Dataset extract >>
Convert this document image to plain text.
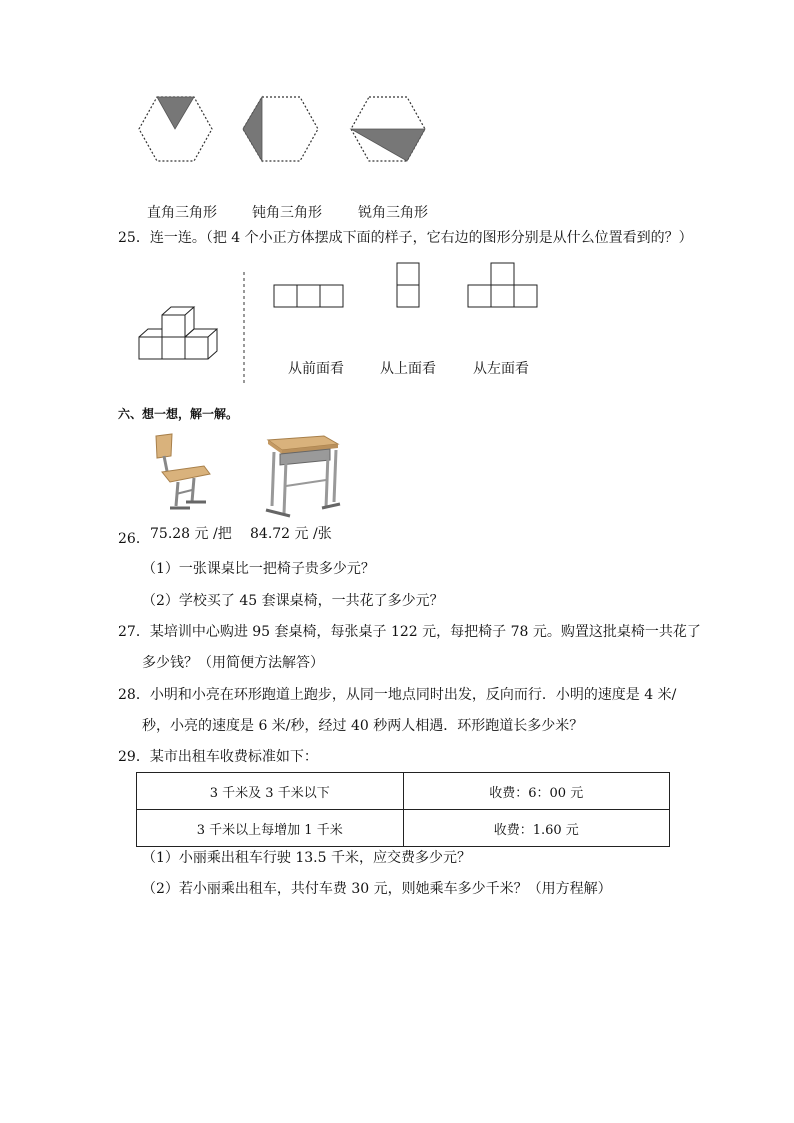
直角三角形	钝角三角形	锐角三角形
25．连一连。（把 4 个小正方体摆成下面的样子，它右边的图形分别是从什么位置看到的？）
从前面看	从上面看	从左面看
六、想一想，解一解。
26． 75.28 元 /把 84.72 元 /张
（1）一张课桌比一把椅子贵多少元？
（2）学校买了 45 套课桌椅，一共花了多少元？
27．某培训中心购进 95 套桌椅，每张桌子 122 元，每把椅子 78 元。购置这批桌椅一共花了
多少钱？（用简便方法解答）
28．小明和小亮在环形跑道上跑步，从同一地点同时出发，反向而行．小明的速度是 4 米/
秒，小亮的速度是 6 米/秒，经过 40 秒两人相遇．环形跑道长多少米？
29．某市出租车收费标准如下：
3 千米及 3 千米以下	收费：6：00 元
3 千米以上每增加 1 千米	收费：1.60 元
（1）小丽乘出租车行驶 13.5 千米，应交费多少元？
（2）若小丽乘出租车，共付车费 30 元，则她乘车多少千米？（用方程解）
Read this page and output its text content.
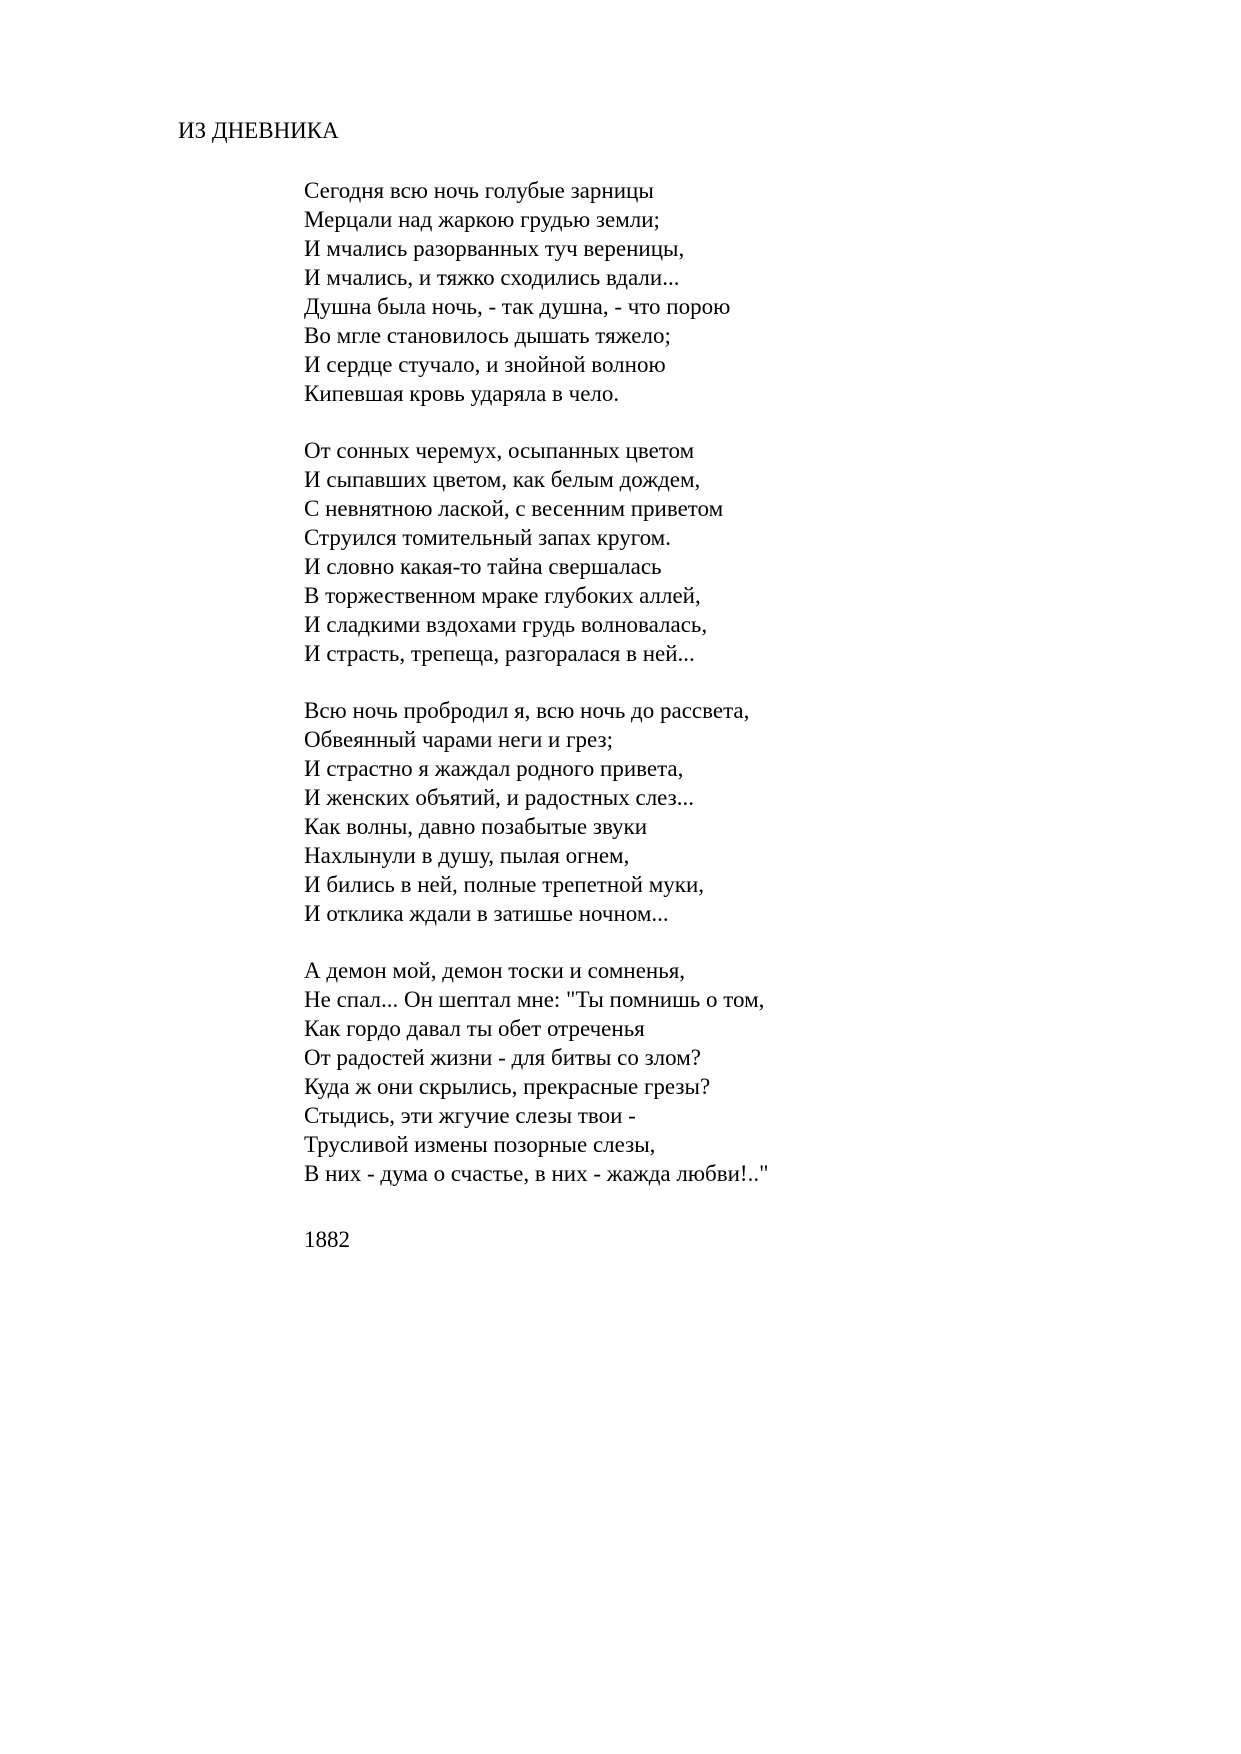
ИЗ ДНЕВНИКА
Сегодня всю ночь голубые зарницы
Мерцали над жаркою грудью земли;
И мчались разорванных туч вереницы,
И мчались, и тяжко сходились вдали...
Душна была ночь, - так душна, - что порою
Во мгле становилось дышать тяжело;
И сердце стучало, и знойной волною
Кипевшая кровь ударяла в чело.
От сонных черемух, осыпанных цветом
И сыпавших цветом, как белым дождем,
С невнятною лаской, с весенним приветом
Струился томительный запах кругом.
И словно какая-то тайна свершалась
В торжественном мраке глубоких аллей,
И сладкими вздохами грудь волновалась,
И страсть, трепеща, разгоралася в ней...
Всю ночь пробродил я, всю ночь до рассвета,
Обвеянный чарами неги и грез;
И страстно я жаждал родного привета,
И женских объятий, и радостных слез...
Как волны, давно позабытые звуки
Нахлынули в душу, пылая огнем,
И бились в ней, полные трепетной муки,
И отклика ждали в затишье ночном...
А демон мой, демон тоски и сомненья,
Не спал... Он шептал мне: "Ты помнишь о том,
Как гордо давал ты обет отреченья
От радостей жизни - для битвы со злом?
Куда ж они скрылись, прекрасные грезы?
Стыдись, эти жгучие слезы твои -
Трусливой измены позорные слезы,
В них - дума о счастье, в них - жажда любви!.."
1882
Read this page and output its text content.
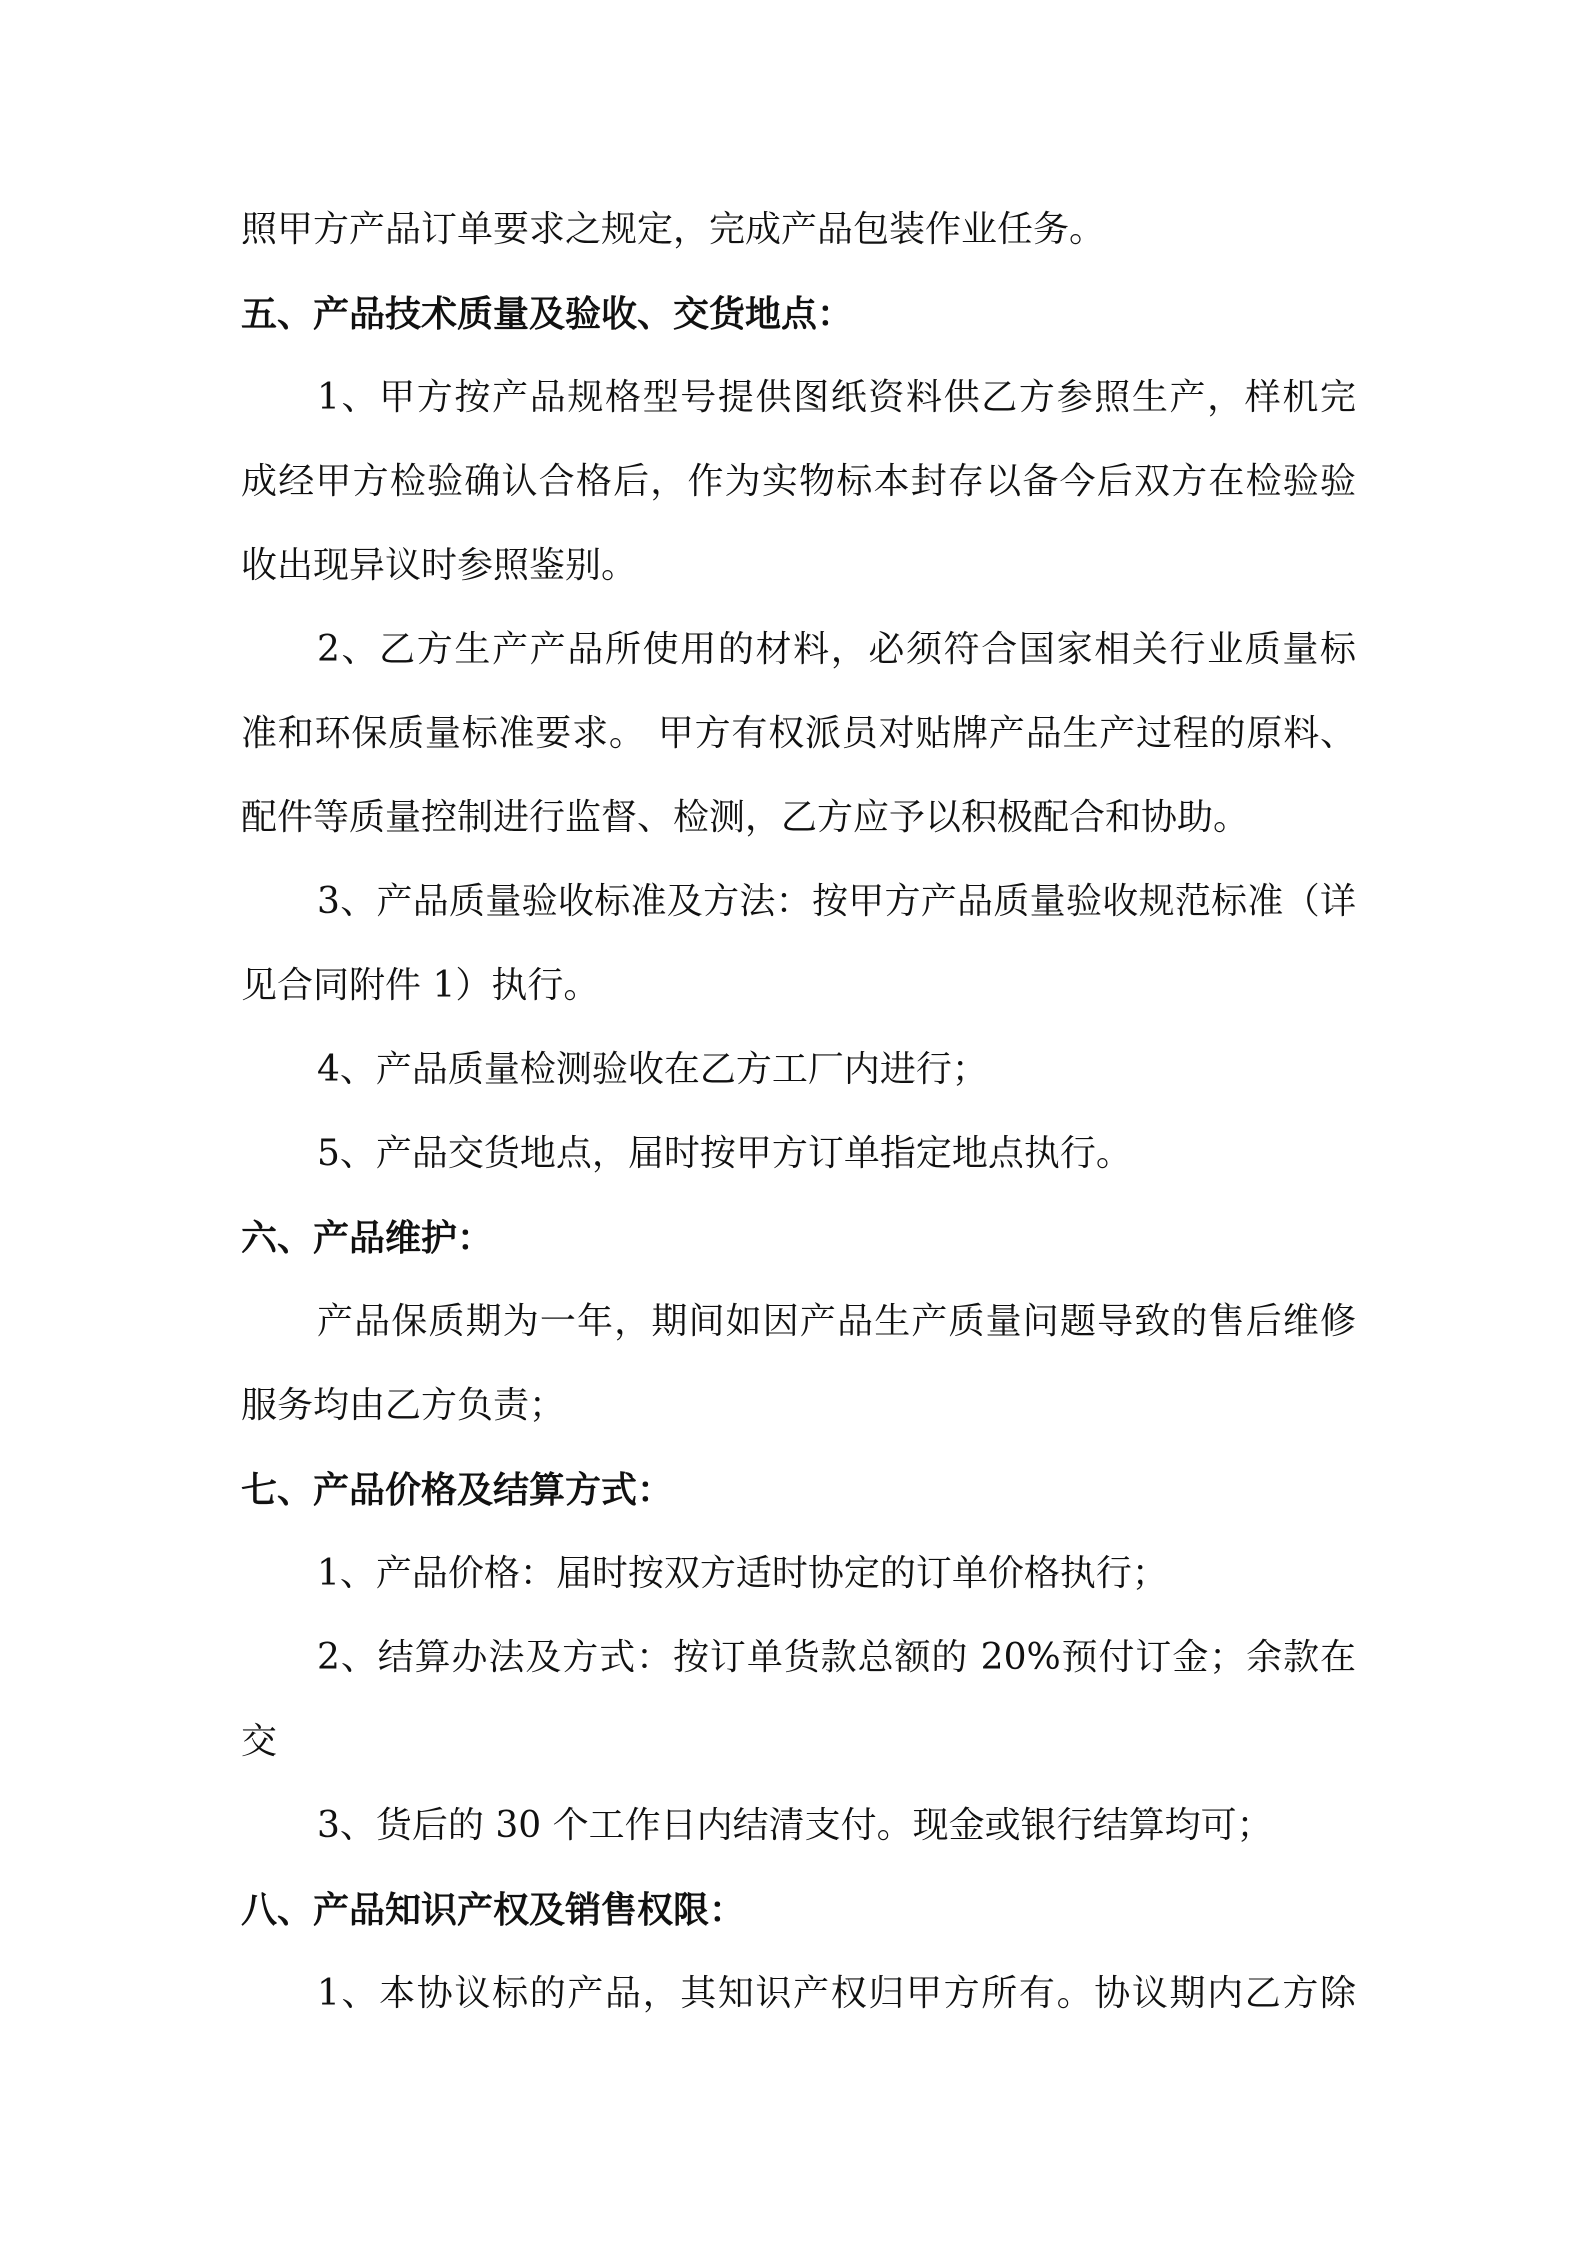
照甲方产品订单要求之规定，完成产品包装作业任务。
五、产品技术质量及验收、交货地点：
1、甲方按产品规格型号提供图纸资料供乙方参照生产，样机完
成经甲方检验确认合格后，作为实物标本封存以备今后双方在检验验
收出现异议时参照鉴别。
2、乙方生产产品所使用的材料，必须符合国家相关行业质量标
准和环保质量标准要求。 甲方有权派员对贴牌产品生产过程的原料、
配件等质量控制进行监督、检测，乙方应予以积极配合和协助。
3、产品质量验收标准及方法：按甲方产品质量验收规范标准（详
见合同附件 1）执行。
4、产品质量检测验收在乙方工厂内进行；
5、产品交货地点，届时按甲方订单指定地点执行。
六、产品维护：
产品保质期为一年，期间如因产品生产质量问题导致的售后维修
服务均由乙方负责；
七、产品价格及结算方式：
1、产品价格：届时按双方适时协定的订单价格执行；
2、结算办法及方式：按订单货款总额的 20%预付订金；余款在
交
3、货后的 30 个工作日内结清支付。现金或银行结算均可；
八、产品知识产权及销售权限：
1、本协议标的产品，其知识产权归甲方所有。协议期内乙方除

Goal >>
In your copy of the records, include no pictures; repeat everything else exactly.

Exercise response >>
Convert this document image to plain text.
直角三角形	钝角三角形	锐角三角形
25．连一连。（把 4 个小正方体摆成下面的样子，它右边的图形分别是从什么位置看到的？）
从前面看	从上面看	从左面看
六、想一想，解一解。
26． 75.28 元 /把 84.72 元 /张
（1）一张课桌比一把椅子贵多少元？
（2）学校买了 45 套课桌椅，一共花了多少元？
27．某培训中心购进 95 套桌椅，每张桌子 122 元，每把椅子 78 元。购置这批桌椅一共花了
多少钱？（用简便方法解答）
28．小明和小亮在环形跑道上跑步，从同一地点同时出发，反向而行．小明的速度是 4 米/
秒，小亮的速度是 6 米/秒，经过 40 秒两人相遇．环形跑道长多少米？
29．某市出租车收费标准如下：
3 千米及 3 千米以下	收费：6：00 元
3 千米以上每增加 1 千米	收费：1.60 元
（1）小丽乘出租车行驶 13.5 千米，应交费多少元？
（2）若小丽乘出租车，共付车费 30 元，则她乘车多少千米？（用方程解）
Read this page and output its text content.
ИЗ ДНЕВНИКА
Сегодня всю ночь голубые зарницы
Мерцали над жаркою грудью земли;
И мчались разорванных туч вереницы,
И мчались, и тяжко сходились вдали...
Душна была ночь, - так душна, - что порою
Во мгле становилось дышать тяжело;
И сердце стучало, и знойной волною
Кипевшая кровь ударяла в чело.
От сонных черемух, осыпанных цветом
И сыпавших цветом, как белым дождем,
С невнятною лаской, с весенним приветом
Струился томительный запах кругом.
И словно какая-то тайна свершалась
В торжественном мраке глубоких аллей,
И сладкими вздохами грудь волновалась,
И страсть, трепеща, разгоралася в ней...
Всю ночь пробродил я, всю ночь до рассвета,
Обвеянный чарами неги и грез;
И страстно я жаждал родного привета,
И женских объятий, и радостных слез...
Как волны, давно позабытые звуки
Нахлынули в душу, пылая огнем,
И бились в ней, полные трепетной муки,
И отклика ждали в затишье ночном...
А демон мой, демон тоски и сомненья,
Не спал... Он шептал мне: "Ты помнишь о том,
Как гордо давал ты обет отреченья
От радостей жизни - для битвы со злом?
Куда ж они скрылись, прекрасные грезы?
Стыдись, эти жгучие слезы твои -
Трусливой измены позорные слезы,
В них - дума о счастье, в них - жажда любви!.."
1882
Read this page and output its text content.
照甲方产品订单要求之规定，完成产品包装作业任务。
五、产品技术质量及验收、交货地点：
1、甲方按产品规格型号提供图纸资料供乙方参照生产，样机完
成经甲方检验确认合格后，作为实物标本封存以备今后双方在检验验
收出现异议时参照鉴别。
2、乙方生产产品所使用的材料，必须符合国家相关行业质量标
准和环保质量标准要求。 甲方有权派员对贴牌产品生产过程的原料、
配件等质量控制进行监督、检测，乙方应予以积极配合和协助。
3、产品质量验收标准及方法：按甲方产品质量验收规范标准（详
见合同附件 1）执行。
4、产品质量检测验收在乙方工厂内进行；
5、产品交货地点，届时按甲方订单指定地点执行。
六、产品维护：
产品保质期为一年，期间如因产品生产质量问题导致的售后维修
服务均由乙方负责；
七、产品价格及结算方式：
1、产品价格：届时按双方适时协定的订单价格执行；
2、结算办法及方式：按订单货款总额的 20%预付订金；余款在
交
3、货后的 30 个工作日内结清支付。现金或银行结算均可；
八、产品知识产权及销售权限：
1、本协议标的产品，其知识产权归甲方所有。协议期内乙方除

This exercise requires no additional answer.